## SOURCE DATA
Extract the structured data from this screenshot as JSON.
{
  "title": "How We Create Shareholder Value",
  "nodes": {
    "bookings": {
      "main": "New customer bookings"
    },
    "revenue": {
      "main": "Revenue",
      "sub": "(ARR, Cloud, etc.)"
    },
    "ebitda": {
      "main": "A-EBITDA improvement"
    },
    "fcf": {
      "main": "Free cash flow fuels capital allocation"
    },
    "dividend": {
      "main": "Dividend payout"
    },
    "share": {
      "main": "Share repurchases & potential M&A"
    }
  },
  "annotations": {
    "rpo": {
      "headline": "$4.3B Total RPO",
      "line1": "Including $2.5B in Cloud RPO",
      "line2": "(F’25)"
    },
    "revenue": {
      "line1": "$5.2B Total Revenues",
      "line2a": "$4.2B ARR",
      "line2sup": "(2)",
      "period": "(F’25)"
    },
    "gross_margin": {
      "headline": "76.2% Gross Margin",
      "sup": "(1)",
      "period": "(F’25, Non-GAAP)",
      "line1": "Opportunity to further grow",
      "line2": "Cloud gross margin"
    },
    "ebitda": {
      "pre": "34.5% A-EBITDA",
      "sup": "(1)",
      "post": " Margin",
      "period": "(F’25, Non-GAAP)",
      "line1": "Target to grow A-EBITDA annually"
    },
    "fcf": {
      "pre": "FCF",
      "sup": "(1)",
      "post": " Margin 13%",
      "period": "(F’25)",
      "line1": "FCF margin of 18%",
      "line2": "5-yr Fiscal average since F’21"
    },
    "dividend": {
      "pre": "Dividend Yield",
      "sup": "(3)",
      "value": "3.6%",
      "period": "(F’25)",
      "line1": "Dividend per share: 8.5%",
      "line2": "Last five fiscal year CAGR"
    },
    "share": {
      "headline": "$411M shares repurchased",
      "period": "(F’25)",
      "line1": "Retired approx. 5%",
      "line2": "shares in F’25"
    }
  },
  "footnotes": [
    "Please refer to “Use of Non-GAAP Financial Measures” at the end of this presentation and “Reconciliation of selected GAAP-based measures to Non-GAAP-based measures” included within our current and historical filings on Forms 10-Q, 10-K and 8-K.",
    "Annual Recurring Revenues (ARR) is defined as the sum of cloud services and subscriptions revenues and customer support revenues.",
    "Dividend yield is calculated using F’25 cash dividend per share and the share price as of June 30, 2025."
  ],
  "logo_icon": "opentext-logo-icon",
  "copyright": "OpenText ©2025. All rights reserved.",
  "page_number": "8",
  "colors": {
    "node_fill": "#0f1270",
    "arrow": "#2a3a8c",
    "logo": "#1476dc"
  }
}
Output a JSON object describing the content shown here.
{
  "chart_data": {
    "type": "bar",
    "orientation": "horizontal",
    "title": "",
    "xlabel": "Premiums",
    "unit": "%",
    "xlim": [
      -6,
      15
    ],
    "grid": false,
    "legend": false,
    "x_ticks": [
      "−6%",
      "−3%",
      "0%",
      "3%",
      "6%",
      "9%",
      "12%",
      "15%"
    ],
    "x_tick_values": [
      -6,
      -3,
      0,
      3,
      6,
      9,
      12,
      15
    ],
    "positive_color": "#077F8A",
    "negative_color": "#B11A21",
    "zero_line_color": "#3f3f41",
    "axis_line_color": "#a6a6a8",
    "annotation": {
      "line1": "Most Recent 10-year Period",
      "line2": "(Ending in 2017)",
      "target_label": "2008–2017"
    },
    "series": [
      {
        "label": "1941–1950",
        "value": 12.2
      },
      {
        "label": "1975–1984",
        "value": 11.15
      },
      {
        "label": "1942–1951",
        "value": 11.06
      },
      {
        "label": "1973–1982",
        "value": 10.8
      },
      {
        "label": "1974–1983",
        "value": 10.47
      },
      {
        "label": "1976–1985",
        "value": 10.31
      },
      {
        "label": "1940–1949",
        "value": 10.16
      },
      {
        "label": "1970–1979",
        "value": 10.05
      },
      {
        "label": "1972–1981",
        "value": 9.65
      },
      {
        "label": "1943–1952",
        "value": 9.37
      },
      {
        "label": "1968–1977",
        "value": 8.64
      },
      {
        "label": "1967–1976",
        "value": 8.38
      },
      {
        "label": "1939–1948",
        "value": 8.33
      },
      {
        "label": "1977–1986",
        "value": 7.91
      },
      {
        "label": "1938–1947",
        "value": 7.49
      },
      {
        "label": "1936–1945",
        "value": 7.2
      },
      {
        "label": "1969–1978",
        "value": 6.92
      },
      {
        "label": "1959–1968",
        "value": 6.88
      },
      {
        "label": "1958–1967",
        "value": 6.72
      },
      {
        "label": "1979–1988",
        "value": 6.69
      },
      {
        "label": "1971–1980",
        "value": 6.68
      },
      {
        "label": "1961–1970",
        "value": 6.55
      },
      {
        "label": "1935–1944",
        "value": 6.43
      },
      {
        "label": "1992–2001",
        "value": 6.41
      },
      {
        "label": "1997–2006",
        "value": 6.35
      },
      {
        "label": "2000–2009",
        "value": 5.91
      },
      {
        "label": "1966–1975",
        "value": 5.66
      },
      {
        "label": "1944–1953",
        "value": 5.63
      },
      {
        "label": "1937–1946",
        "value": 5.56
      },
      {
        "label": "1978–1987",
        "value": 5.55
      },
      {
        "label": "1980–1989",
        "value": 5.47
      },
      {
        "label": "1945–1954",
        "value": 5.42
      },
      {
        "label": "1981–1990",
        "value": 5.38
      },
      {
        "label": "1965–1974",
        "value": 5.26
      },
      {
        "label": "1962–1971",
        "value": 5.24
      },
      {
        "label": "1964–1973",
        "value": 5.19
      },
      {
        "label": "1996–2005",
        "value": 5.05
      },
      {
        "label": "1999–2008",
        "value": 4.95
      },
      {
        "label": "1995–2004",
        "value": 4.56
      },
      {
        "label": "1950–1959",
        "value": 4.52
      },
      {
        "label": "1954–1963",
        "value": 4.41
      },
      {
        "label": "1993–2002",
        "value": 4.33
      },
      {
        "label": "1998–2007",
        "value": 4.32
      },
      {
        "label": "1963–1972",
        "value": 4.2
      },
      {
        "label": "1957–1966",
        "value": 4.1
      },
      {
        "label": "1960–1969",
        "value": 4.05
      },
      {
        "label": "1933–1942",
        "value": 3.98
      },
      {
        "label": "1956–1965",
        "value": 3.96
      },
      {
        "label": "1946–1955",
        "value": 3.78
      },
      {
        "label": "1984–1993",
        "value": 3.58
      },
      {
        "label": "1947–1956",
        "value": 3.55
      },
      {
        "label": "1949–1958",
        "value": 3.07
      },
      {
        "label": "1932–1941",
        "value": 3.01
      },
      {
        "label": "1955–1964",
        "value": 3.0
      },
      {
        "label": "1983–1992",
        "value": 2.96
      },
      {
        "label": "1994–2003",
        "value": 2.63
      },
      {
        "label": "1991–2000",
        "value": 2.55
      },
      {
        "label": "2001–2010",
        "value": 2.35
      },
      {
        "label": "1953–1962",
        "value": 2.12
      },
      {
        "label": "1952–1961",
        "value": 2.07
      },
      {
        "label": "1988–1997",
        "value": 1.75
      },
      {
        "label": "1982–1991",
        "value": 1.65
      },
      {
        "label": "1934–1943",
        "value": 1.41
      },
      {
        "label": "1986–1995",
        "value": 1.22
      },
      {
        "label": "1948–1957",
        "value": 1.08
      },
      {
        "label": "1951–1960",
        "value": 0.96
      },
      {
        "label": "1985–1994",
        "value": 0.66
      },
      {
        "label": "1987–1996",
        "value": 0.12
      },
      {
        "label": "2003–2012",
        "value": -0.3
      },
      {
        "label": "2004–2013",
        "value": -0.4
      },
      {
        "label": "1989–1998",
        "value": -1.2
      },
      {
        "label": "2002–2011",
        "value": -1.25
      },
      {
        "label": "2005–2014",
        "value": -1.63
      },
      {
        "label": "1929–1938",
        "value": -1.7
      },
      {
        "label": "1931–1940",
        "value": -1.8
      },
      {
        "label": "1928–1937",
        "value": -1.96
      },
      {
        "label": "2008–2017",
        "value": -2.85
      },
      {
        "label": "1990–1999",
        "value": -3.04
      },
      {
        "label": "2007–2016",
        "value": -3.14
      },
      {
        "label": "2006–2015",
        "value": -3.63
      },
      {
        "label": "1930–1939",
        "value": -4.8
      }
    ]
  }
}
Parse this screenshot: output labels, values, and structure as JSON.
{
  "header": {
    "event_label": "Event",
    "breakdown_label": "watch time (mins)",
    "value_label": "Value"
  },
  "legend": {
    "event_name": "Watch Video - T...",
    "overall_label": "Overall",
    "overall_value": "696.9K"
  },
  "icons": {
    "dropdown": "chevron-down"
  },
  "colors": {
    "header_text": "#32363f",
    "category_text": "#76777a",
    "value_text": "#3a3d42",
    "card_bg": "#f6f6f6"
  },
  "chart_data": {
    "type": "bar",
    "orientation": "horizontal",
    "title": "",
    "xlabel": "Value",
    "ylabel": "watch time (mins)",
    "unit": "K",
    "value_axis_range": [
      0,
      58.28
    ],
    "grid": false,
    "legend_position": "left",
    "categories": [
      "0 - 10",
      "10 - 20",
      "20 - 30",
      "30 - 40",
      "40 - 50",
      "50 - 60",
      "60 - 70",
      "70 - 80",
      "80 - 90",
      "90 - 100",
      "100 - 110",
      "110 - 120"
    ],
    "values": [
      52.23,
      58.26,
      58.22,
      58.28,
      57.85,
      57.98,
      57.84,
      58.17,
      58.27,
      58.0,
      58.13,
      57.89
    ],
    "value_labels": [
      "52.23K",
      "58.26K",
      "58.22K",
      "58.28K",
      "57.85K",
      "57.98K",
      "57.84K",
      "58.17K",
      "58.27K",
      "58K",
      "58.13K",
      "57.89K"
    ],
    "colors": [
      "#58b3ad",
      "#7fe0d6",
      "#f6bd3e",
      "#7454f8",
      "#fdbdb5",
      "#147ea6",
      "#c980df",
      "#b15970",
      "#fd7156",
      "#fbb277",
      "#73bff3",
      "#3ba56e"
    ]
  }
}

## STATED EXERCISE
Identify each line of the material where the word "headline" shows up, and copy it.

## THE OUTPUT
      "headline": "$4.3B Total RPO",
      "headline": "76.2% Gross Margin",
      "headline": "$411M shares repurchased",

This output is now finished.